### What is expected
Carry none of the pictures over; write out the complete data exactly.
** Start of Data for this exercise **
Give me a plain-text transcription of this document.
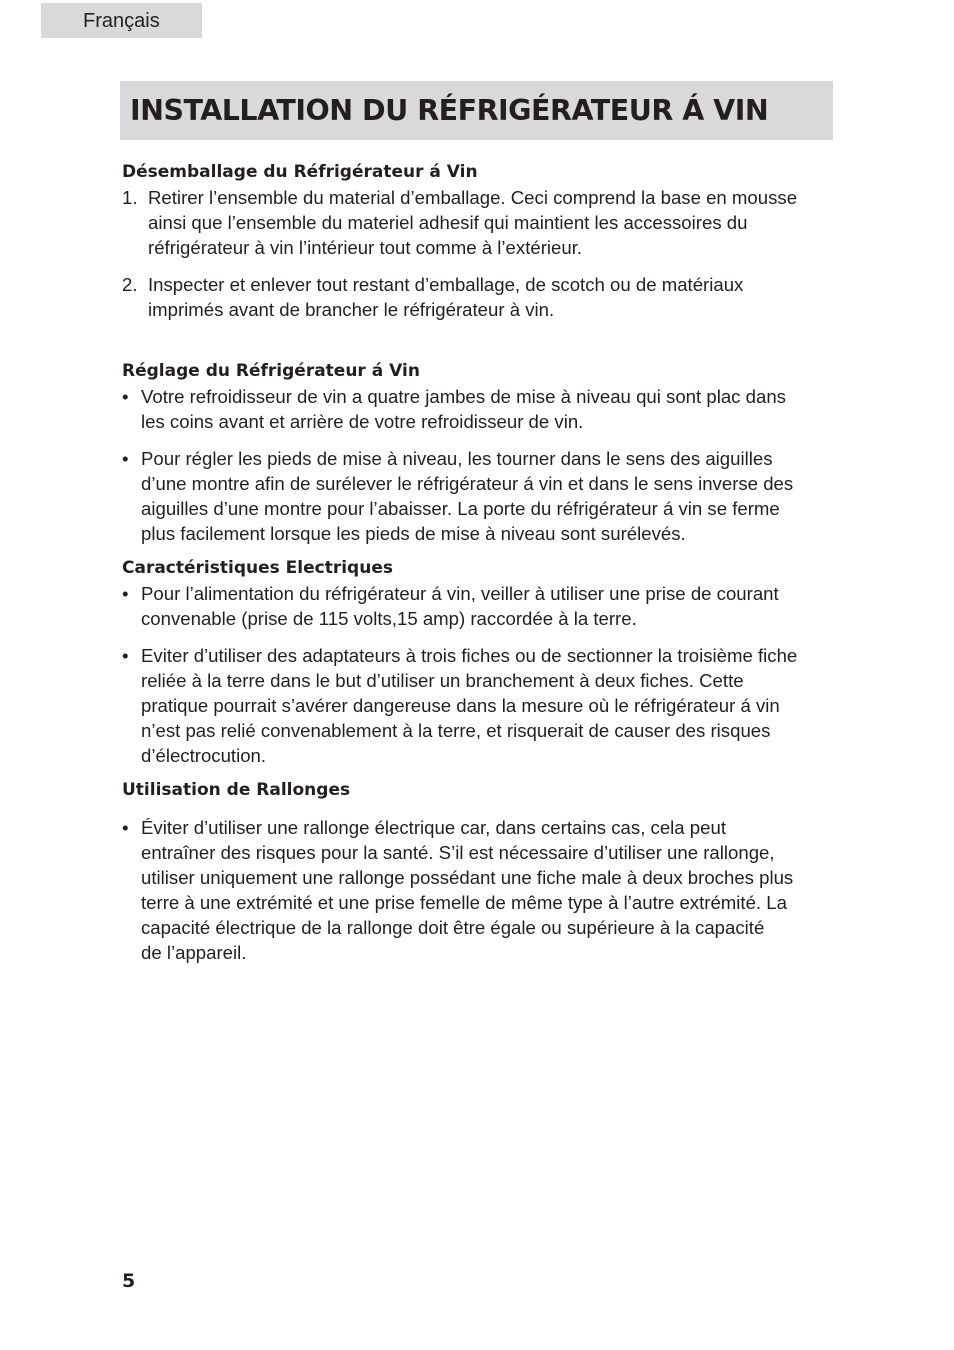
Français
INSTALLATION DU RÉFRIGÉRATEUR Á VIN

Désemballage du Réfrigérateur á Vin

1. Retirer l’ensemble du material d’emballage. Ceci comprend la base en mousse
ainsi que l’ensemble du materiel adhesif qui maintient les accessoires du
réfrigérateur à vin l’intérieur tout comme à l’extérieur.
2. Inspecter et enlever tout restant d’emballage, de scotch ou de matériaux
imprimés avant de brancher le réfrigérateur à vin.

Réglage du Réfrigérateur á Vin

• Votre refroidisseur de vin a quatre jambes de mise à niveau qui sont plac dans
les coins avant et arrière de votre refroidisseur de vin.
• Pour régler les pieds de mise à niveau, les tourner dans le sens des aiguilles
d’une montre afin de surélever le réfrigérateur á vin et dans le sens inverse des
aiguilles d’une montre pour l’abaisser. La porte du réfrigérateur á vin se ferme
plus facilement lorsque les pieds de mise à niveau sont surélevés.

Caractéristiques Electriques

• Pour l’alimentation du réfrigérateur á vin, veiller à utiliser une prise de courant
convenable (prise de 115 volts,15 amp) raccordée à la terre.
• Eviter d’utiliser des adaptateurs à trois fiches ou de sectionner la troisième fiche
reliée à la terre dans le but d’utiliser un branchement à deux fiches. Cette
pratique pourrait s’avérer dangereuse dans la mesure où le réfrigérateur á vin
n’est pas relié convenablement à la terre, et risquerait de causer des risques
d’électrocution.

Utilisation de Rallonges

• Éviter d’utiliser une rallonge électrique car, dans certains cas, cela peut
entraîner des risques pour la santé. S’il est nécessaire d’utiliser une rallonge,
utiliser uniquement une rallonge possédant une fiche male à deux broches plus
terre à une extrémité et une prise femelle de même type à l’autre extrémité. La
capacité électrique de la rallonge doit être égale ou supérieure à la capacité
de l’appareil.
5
** End of Data for this exercise **
### Output
Give me a plain-text transcription of this document.
Français
INSTALLATION DU RÉFRIGÉRATEUR Á VIN

Désemballage du Réfrigérateur á Vin

1. Retirer l’ensemble du material d’emballage. Ceci comprend la base en mousse
ainsi que l’ensemble du materiel adhesif qui maintient les accessoires du
réfrigérateur à vin l’intérieur tout comme à l’extérieur.
2. Inspecter et enlever tout restant d’emballage, de scotch ou de matériaux
imprimés avant de brancher le réfrigérateur à vin.

Réglage du Réfrigérateur á Vin

• Votre refroidisseur de vin a quatre jambes de mise à niveau qui sont plac dans
les coins avant et arrière de votre refroidisseur de vin.
• Pour régler les pieds de mise à niveau, les tourner dans le sens des aiguilles
d’une montre afin de surélever le réfrigérateur á vin et dans le sens inverse des
aiguilles d’une montre pour l’abaisser. La porte du réfrigérateur á vin se ferme
plus facilement lorsque les pieds de mise à niveau sont surélevés.

Caractéristiques Electriques

• Pour l’alimentation du réfrigérateur á vin, veiller à utiliser une prise de courant
convenable (prise de 115 volts,15 amp) raccordée à la terre.
• Eviter d’utiliser des adaptateurs à trois fiches ou de sectionner la troisième fiche
reliée à la terre dans le but d’utiliser un branchement à deux fiches. Cette
pratique pourrait s’avérer dangereuse dans la mesure où le réfrigérateur á vin
n’est pas relié convenablement à la terre, et risquerait de causer des risques
d’électrocution.

Utilisation de Rallonges

• Éviter d’utiliser une rallonge électrique car, dans certains cas, cela peut
entraîner des risques pour la santé. S’il est nécessaire d’utiliser une rallonge,
utiliser uniquement une rallonge possédant une fiche male à deux broches plus
terre à une extrémité et une prise femelle de même type à l’autre extrémité. La
capacité électrique de la rallonge doit être égale ou supérieure à la capacité
de l’appareil.
5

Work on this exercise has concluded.